= WORK TO COMPLETE =
Which lines include the word "Professional"? Copy each of them.

(Dataset entries)
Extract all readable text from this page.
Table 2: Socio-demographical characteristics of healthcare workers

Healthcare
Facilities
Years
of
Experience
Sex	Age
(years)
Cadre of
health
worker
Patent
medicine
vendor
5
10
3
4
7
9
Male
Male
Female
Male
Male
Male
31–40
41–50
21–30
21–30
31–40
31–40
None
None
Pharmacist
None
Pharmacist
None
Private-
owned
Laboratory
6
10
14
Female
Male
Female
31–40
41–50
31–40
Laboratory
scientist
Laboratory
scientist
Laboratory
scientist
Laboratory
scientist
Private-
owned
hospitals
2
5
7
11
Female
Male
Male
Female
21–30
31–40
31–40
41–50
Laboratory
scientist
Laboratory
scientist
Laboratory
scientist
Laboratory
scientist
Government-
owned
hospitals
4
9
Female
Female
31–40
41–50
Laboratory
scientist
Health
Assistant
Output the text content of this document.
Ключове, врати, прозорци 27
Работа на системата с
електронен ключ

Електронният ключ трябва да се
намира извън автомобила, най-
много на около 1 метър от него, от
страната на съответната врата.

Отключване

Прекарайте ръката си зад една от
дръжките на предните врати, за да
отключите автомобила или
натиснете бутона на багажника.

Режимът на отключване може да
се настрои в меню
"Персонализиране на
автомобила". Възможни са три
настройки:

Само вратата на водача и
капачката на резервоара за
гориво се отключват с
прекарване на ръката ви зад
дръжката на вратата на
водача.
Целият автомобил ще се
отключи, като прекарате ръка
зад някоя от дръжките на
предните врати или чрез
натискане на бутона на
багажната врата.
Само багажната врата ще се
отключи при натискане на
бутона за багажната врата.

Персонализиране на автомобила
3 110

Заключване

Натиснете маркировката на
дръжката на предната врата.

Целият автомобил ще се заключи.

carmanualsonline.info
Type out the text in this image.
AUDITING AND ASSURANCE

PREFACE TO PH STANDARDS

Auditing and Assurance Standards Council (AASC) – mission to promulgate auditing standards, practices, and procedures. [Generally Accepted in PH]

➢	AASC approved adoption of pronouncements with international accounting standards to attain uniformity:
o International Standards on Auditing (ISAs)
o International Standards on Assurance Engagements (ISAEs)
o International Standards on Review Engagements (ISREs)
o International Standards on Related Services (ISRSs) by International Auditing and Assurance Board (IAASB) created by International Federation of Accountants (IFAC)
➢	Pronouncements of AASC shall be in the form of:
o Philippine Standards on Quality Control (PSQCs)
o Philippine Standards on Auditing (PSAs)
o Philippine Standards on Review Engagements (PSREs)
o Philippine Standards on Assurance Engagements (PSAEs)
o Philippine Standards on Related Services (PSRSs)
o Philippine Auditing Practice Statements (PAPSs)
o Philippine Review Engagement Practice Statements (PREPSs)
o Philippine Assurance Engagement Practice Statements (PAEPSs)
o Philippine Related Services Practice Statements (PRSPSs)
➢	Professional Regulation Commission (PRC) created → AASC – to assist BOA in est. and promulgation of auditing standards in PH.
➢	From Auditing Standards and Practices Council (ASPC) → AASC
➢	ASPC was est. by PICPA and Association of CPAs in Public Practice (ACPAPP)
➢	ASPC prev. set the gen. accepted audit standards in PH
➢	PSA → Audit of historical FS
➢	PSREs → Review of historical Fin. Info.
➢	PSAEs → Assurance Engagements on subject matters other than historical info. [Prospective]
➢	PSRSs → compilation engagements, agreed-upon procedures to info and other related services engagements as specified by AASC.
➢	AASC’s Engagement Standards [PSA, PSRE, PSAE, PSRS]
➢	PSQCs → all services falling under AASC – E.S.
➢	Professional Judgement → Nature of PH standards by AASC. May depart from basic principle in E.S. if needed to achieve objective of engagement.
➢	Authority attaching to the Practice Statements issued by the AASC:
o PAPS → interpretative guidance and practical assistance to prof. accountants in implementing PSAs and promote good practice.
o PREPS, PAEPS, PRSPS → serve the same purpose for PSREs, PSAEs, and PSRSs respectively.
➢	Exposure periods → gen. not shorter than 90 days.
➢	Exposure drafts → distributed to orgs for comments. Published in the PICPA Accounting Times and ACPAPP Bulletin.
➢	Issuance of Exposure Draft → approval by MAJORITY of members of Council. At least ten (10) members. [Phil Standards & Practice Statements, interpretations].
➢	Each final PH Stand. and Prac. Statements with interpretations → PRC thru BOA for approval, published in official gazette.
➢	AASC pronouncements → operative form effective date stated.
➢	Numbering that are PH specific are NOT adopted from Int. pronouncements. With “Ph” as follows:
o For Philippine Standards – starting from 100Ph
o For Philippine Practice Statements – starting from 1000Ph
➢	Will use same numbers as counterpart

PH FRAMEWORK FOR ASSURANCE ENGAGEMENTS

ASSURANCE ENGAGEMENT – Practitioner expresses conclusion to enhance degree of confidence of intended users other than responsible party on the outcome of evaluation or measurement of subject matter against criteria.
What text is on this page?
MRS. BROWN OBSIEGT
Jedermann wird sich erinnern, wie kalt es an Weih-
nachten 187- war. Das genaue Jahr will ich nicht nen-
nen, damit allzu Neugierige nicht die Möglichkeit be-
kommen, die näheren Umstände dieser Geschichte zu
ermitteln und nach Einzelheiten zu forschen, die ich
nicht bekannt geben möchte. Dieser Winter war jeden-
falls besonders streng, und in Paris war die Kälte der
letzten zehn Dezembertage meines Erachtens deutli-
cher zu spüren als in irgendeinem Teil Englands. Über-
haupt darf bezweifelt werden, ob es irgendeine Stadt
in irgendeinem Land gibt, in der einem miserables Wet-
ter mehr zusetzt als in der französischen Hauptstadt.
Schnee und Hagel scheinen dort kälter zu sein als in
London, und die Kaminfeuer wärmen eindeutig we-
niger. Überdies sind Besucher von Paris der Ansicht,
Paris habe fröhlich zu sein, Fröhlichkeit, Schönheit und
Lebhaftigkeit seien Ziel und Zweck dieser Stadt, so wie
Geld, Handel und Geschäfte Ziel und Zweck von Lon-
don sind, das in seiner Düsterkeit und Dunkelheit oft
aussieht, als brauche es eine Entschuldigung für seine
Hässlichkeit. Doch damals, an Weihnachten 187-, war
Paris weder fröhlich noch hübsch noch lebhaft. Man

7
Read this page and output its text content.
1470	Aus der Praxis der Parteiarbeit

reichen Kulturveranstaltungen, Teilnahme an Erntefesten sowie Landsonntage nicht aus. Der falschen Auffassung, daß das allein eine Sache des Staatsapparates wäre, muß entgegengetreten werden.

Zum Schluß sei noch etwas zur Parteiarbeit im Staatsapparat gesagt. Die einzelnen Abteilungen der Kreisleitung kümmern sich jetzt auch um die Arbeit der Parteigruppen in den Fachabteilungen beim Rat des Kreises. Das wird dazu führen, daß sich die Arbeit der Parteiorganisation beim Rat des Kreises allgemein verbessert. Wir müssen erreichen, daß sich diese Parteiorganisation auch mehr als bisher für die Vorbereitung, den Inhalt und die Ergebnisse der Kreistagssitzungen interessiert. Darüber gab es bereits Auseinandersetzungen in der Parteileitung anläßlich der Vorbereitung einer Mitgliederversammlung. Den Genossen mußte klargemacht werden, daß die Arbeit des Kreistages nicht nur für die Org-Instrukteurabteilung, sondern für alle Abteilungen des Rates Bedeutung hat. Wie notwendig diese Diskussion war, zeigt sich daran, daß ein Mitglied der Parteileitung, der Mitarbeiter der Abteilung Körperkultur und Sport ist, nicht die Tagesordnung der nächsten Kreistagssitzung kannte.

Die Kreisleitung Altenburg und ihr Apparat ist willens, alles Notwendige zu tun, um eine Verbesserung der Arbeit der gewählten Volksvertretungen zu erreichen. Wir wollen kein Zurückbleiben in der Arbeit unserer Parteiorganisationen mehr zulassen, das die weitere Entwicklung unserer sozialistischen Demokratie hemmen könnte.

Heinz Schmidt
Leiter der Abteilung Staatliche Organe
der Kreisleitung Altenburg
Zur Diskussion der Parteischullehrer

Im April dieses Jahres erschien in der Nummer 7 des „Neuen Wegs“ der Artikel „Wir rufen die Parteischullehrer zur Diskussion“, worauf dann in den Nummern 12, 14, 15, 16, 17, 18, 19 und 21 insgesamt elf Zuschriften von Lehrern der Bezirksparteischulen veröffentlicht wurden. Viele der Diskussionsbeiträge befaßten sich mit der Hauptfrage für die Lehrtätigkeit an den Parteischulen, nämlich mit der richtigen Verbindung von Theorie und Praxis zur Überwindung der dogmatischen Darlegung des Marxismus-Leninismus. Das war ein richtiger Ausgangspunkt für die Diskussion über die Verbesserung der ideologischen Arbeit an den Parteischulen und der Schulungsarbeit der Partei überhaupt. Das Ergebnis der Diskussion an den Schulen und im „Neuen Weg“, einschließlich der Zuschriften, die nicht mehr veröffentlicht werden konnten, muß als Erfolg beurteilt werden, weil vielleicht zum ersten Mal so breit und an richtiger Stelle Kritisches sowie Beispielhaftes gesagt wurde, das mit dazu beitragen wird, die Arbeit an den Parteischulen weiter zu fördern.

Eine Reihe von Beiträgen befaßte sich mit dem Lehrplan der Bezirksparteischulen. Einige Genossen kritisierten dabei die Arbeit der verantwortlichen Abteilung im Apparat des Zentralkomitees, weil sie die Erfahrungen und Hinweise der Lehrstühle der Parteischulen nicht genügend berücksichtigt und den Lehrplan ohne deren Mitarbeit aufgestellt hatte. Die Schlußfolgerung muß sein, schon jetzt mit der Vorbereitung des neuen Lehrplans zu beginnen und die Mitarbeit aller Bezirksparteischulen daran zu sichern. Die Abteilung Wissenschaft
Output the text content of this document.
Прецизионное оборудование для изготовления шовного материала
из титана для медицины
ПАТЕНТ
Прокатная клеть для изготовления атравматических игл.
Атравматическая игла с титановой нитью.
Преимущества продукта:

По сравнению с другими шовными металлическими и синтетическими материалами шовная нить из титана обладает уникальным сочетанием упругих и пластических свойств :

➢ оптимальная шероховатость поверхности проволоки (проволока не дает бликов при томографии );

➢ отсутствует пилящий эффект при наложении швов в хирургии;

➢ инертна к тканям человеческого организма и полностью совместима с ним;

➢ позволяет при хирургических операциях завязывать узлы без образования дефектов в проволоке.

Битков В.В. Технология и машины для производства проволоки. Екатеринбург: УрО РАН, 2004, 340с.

= RESULT OF THIS EXERCISE =
➢	Professional Regulation Commission (PRC) created → AASC – to assist BOA in est. and promulgation of auditing standards in PH.
➢	Professional Judgement → Nature of PH standards by AASC. May depart from basic principle in E.S. if needed to achieve objective of engagement.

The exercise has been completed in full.